§ PROBLEM: Where the data below has the string "color", return the whole line.

___ MATERIAL ___

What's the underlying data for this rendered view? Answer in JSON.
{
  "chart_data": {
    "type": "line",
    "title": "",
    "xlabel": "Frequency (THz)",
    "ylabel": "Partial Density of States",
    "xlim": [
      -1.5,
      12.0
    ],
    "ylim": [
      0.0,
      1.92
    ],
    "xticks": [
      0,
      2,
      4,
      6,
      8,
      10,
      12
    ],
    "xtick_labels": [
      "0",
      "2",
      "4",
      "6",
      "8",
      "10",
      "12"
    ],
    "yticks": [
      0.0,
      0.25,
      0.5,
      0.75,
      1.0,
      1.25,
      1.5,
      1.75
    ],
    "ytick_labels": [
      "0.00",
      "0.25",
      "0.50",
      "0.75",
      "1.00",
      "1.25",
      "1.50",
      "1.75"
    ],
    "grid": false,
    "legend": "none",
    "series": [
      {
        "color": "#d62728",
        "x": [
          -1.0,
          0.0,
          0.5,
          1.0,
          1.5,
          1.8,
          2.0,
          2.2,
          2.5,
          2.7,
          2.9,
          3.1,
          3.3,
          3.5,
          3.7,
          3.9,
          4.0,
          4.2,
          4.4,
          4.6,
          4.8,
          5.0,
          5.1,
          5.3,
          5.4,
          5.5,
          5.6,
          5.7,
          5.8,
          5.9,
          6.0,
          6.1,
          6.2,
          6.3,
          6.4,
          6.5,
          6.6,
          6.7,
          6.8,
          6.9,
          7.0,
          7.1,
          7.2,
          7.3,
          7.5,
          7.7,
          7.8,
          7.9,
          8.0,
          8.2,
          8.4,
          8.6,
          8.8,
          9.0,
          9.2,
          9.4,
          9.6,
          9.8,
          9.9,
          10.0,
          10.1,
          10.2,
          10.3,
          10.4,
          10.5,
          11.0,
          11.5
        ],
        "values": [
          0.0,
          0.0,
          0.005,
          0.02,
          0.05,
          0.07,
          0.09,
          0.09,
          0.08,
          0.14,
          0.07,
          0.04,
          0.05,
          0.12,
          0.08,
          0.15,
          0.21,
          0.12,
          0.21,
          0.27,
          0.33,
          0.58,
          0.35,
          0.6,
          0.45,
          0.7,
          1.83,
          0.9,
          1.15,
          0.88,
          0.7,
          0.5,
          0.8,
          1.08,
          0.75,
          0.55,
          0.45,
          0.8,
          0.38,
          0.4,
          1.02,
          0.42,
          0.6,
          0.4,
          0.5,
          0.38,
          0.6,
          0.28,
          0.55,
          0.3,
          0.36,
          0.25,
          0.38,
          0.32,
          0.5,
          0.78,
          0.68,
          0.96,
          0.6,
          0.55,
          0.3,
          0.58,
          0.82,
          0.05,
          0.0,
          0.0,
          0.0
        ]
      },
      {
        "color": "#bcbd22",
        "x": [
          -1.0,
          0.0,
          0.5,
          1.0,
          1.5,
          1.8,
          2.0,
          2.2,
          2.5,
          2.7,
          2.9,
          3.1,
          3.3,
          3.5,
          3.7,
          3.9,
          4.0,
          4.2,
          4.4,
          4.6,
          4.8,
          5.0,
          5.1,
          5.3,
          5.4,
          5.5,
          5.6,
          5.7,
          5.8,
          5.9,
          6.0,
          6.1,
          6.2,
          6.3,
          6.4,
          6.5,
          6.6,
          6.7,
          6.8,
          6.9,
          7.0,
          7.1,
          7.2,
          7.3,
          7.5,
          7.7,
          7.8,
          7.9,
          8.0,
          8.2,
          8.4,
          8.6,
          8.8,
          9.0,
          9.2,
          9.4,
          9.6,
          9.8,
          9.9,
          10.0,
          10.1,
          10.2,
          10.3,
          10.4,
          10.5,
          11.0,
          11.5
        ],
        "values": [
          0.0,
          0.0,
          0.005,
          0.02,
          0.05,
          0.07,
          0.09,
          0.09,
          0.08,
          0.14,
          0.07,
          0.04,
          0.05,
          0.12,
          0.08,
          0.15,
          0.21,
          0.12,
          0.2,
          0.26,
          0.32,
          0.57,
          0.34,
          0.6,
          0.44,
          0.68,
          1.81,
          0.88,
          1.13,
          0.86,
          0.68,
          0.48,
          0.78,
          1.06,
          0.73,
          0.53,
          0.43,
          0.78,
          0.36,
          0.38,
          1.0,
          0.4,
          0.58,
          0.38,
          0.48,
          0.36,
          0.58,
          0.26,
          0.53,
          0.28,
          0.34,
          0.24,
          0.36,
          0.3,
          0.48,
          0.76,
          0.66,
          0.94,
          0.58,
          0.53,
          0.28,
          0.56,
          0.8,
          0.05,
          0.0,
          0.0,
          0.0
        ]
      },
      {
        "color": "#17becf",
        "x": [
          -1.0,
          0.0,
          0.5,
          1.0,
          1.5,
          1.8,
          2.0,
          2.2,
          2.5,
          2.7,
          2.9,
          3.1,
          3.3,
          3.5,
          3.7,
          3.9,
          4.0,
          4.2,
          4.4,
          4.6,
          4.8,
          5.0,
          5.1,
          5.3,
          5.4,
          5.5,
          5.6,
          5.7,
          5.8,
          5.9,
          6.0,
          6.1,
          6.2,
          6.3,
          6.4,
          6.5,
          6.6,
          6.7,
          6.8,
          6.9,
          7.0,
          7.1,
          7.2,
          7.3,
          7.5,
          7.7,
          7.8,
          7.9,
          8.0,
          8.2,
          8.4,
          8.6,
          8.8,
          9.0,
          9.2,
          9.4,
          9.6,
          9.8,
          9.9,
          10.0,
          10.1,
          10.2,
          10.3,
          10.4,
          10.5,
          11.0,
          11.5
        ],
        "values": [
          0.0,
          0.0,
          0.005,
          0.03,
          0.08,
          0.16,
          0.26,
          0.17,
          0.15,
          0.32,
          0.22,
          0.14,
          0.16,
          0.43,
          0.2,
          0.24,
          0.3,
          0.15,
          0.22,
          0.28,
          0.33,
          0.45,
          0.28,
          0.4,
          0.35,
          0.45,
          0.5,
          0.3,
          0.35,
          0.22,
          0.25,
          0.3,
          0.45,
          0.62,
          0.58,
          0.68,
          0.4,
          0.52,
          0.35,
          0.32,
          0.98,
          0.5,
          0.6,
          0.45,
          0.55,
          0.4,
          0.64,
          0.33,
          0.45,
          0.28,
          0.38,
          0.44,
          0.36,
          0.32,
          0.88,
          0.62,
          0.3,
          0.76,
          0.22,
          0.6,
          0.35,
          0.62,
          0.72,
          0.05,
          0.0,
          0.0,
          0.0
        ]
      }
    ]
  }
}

___

§ FINISHED TASK:
        "color": "#d62728",
        "color": "#bcbd22",
        "color": "#17becf",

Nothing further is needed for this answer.